What is being asked — Can you echo the data below word for word, starting at the line that contains "Patent image size: (483, 561)." and ending at the line that contains "The centering guide 21 is at (327, 408).", with both of those lines included?

Task input —

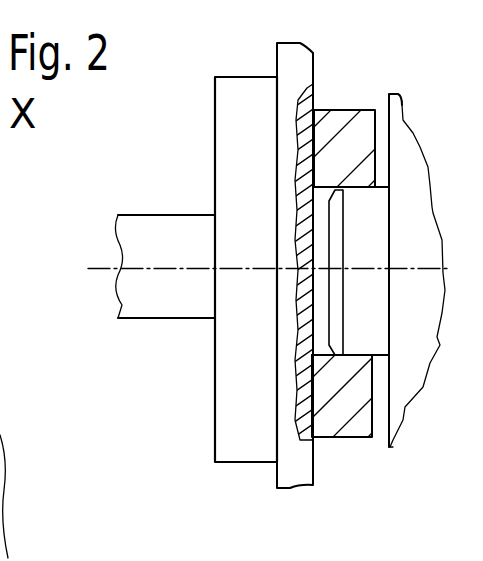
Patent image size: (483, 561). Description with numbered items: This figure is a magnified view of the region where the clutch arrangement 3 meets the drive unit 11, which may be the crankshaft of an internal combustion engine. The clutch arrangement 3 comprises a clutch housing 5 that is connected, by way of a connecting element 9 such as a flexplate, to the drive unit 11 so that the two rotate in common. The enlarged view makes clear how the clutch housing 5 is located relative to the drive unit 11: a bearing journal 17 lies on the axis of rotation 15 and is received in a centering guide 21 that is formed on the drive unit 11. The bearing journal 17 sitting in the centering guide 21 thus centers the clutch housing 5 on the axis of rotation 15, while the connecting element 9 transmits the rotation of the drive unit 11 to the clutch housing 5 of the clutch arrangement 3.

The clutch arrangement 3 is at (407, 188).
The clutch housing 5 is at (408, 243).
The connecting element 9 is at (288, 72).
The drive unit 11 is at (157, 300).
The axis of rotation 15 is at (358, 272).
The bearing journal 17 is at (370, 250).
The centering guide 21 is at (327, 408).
--
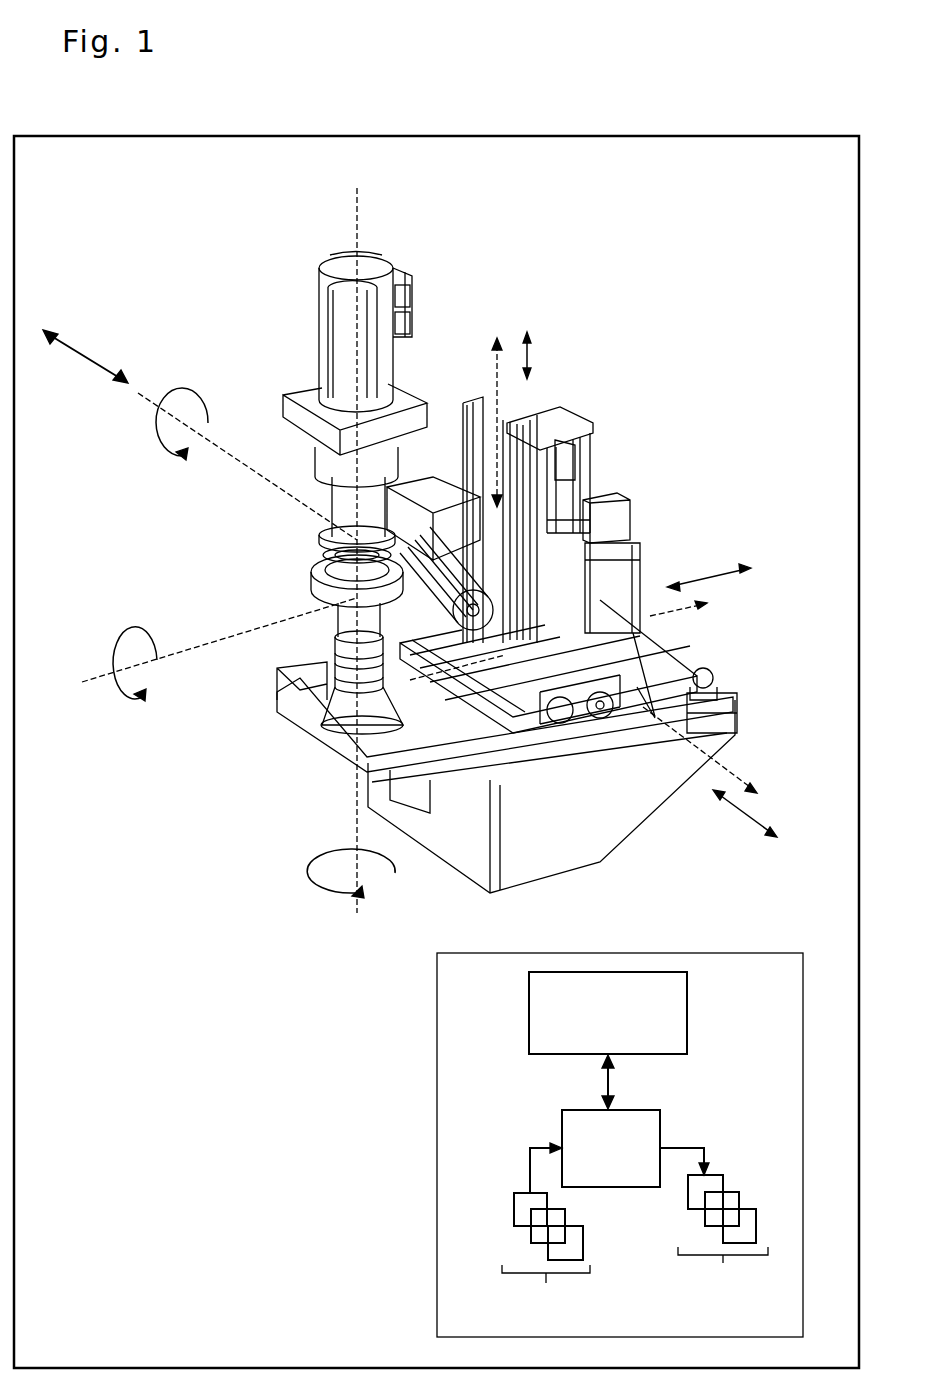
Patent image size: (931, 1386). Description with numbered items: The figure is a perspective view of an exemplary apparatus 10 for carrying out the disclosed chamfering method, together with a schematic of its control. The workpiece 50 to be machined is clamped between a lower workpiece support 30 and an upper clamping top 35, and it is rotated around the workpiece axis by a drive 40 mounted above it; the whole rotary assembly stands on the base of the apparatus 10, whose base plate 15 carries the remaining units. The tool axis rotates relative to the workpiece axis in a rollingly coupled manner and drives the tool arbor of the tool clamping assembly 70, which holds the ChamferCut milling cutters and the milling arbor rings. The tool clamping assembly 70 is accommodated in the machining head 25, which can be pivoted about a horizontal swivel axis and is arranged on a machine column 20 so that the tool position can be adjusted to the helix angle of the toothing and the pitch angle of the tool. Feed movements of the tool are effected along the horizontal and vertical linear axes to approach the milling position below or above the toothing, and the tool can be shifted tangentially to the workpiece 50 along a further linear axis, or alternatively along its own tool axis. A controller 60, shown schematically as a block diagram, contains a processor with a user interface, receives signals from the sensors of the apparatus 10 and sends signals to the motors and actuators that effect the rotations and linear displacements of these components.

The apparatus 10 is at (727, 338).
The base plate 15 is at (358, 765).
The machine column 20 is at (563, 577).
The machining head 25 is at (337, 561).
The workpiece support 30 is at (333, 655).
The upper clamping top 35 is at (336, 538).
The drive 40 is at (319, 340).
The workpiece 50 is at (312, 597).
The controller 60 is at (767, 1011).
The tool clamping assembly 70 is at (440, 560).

Written solution —
Patent image size: (483, 561). Description with numbered items: This figure is a magnified view of the region where the clutch arrangement 3 meets the drive unit 11, which may be the crankshaft of an internal combustion engine. The clutch arrangement 3 comprises a clutch housing 5 that is connected, by way of a connecting element 9 such as a flexplate, to the drive unit 11 so that the two rotate in common. The enlarged view makes clear how the clutch housing 5 is located relative to the drive unit 11: a bearing journal 17 lies on the axis of rotation 15 and is received in a centering guide 21 that is formed on the drive unit 11. The bearing journal 17 sitting in the centering guide 21 thus centers the clutch housing 5 on the axis of rotation 15, while the connecting element 9 transmits the rotation of the drive unit 11 to the clutch housing 5 of the clutch arrangement 3.

The clutch arrangement 3 is at (407, 188).
The clutch housing 5 is at (408, 243).
The connecting element 9 is at (288, 72).
The drive unit 11 is at (157, 300).
The axis of rotation 15 is at (358, 272).
The bearing journal 17 is at (370, 250).
The centering guide 21 is at (327, 408).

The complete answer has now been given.